<<<<
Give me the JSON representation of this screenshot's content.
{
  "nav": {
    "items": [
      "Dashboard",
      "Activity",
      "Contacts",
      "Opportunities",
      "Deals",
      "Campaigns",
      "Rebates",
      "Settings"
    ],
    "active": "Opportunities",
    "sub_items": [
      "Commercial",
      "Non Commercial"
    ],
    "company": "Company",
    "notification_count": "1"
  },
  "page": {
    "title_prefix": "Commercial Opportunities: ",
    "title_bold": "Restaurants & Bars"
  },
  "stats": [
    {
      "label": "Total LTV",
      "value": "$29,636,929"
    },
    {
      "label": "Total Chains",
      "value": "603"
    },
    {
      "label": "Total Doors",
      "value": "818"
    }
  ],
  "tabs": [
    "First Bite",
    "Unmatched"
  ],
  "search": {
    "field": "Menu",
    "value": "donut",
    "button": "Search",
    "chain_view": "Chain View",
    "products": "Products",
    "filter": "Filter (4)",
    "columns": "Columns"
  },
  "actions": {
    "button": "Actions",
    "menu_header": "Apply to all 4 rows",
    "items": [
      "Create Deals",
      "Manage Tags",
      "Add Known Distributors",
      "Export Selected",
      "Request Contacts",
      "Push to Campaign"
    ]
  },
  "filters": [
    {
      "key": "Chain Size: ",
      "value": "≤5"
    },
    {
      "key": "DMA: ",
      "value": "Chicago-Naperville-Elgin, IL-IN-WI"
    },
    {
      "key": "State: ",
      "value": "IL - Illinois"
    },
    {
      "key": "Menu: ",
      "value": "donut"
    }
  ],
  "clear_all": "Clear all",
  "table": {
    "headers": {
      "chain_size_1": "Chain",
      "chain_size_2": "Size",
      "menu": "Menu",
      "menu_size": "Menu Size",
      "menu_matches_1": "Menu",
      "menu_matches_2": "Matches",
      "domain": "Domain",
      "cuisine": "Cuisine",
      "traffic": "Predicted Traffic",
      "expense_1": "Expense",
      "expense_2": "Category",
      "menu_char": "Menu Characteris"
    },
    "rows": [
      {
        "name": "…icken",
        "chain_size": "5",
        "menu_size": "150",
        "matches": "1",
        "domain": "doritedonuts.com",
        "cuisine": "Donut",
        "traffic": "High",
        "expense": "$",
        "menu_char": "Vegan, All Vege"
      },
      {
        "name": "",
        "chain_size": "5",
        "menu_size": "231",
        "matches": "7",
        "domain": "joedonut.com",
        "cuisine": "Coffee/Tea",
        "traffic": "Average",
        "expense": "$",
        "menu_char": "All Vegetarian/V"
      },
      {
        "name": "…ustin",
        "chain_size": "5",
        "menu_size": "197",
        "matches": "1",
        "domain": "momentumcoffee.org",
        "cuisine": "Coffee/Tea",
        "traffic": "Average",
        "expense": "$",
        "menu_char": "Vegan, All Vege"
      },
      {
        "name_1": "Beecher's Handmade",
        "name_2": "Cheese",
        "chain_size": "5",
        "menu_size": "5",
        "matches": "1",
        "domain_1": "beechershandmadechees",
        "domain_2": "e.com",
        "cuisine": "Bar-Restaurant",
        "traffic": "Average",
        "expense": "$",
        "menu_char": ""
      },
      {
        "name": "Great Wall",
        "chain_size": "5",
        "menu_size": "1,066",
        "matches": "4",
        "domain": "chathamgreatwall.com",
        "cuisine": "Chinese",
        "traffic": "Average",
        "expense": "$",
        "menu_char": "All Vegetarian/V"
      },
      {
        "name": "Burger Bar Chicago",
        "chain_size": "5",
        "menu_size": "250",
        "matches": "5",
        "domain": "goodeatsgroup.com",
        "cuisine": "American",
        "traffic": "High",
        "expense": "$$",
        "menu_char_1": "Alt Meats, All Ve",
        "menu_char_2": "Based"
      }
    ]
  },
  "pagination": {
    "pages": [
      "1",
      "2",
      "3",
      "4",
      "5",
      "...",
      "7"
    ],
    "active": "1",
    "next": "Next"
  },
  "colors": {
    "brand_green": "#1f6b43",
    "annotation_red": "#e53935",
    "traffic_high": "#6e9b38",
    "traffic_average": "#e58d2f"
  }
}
>>>>
Transcribe the records above exactly as they appear.

Give me the JSON representation of this screenshot's content.
{
  "nav": {
    "items": [
      "Dashboard",
      "Activity",
      "Contacts",
      "Opportunities",
      "Deals",
      "Campaigns",
      "Rebates",
      "Settings"
    ],
    "active": "Opportunities",
    "sub_items": [
      "Commercial",
      "Non Commercial"
    ],
    "company": "Company",
    "notification_count": "1"
  },
  "page": {
    "title_prefix": "Commercial Opportunities: ",
    "title_bold": "Restaurants & Bars"
  },
  "stats": [
    {
      "label": "Total LTV",
      "value": "$29,636,929"
    },
    {
      "label": "Total Chains",
      "value": "603"
    },
    {
      "label": "Total Doors",
      "value": "818"
    }
  ],
  "tabs": [
    "First Bite",
    "Unmatched"
  ],
  "search": {
    "field": "Menu",
    "value": "donut",
    "button": "Search",
    "chain_view": "Chain View",
    "products": "Products",
    "filter": "Filter (4)",
    "columns": "Columns"
  },
  "actions": {
    "button": "Actions",
    "menu_header": "Apply to all 4 rows",
    "items": [
      "Create Deals",
      "Manage Tags",
      "Add Known Distributors",
      "Export Selected",
      "Request Contacts",
      "Push to Campaign"
    ]
  },
  "filters": [
    {
      "key": "Chain Size: ",
      "value": "≤5"
    },
    {
      "key": "DMA: ",
      "value": "Chicago-Naperville-Elgin, IL-IN-WI"
    },
    {
      "key": "State: ",
      "value": "IL - Illinois"
    },
    {
      "key": "Menu: ",
      "value": "donut"
    }
  ],
  "clear_all": "Clear all",
  "table": {
    "headers": {
      "chain_size_1": "Chain",
      "chain_size_2": "Size",
      "menu": "Menu",
      "menu_size": "Menu Size",
      "menu_matches_1": "Menu",
      "menu_matches_2": "Matches",
      "domain": "Domain",
      "cuisine": "Cuisine",
      "traffic": "Predicted Traffic",
      "expense_1": "Expense",
      "expense_2": "Category",
      "menu_char": "Menu Characteris"
    },
    "rows": [
      {
        "name": "…icken",
        "chain_size": "5",
        "menu_size": "150",
        "matches": "1",
        "domain": "doritedonuts.com",
        "cuisine": "Donut",
        "traffic": "High",
        "expense": "$",
        "menu_char": "Vegan, All Vege"
      },
      {
        "name": "",
        "chain_size": "5",
        "menu_size": "231",
        "matches": "7",
        "domain": "joedonut.com",
        "cuisine": "Coffee/Tea",
        "traffic": "Average",
        "expense": "$",
        "menu_char": "All Vegetarian/V"
      },
      {
        "name": "…ustin",
        "chain_size": "5",
        "menu_size": "197",
        "matches": "1",
        "domain": "momentumcoffee.org",
        "cuisine": "Coffee/Tea",
        "traffic": "Average",
        "expense": "$",
        "menu_char": "Vegan, All Vege"
      },
      {
        "name_1": "Beecher's Handmade",
        "name_2": "Cheese",
        "chain_size": "5",
        "menu_size": "5",
        "matches": "1",
        "domain_1": "beechershandmadechees",
        "domain_2": "e.com",
        "cuisine": "Bar-Restaurant",
        "traffic": "Average",
        "expense": "$",
        "menu_char": ""
      },
      {
        "name": "Great Wall",
        "chain_size": "5",
        "menu_size": "1,066",
        "matches": "4",
        "domain": "chathamgreatwall.com",
        "cuisine": "Chinese",
        "traffic": "Average",
        "expense": "$",
        "menu_char": "All Vegetarian/V"
      },
      {
        "name": "Burger Bar Chicago",
        "chain_size": "5",
        "menu_size": "250",
        "matches": "5",
        "domain": "goodeatsgroup.com",
        "cuisine": "American",
        "traffic": "High",
        "expense": "$$",
        "menu_char_1": "Alt Meats, All Ve",
        "menu_char_2": "Based"
      }
    ]
  },
  "pagination": {
    "pages": [
      "1",
      "2",
      "3",
      "4",
      "5",
      "...",
      "7"
    ],
    "active": "1",
    "next": "Next"
  },
  "colors": {
    "brand_green": "#1f6b43",
    "annotation_red": "#e53935",
    "traffic_high": "#6e9b38",
    "traffic_average": "#e58d2f"
  }
}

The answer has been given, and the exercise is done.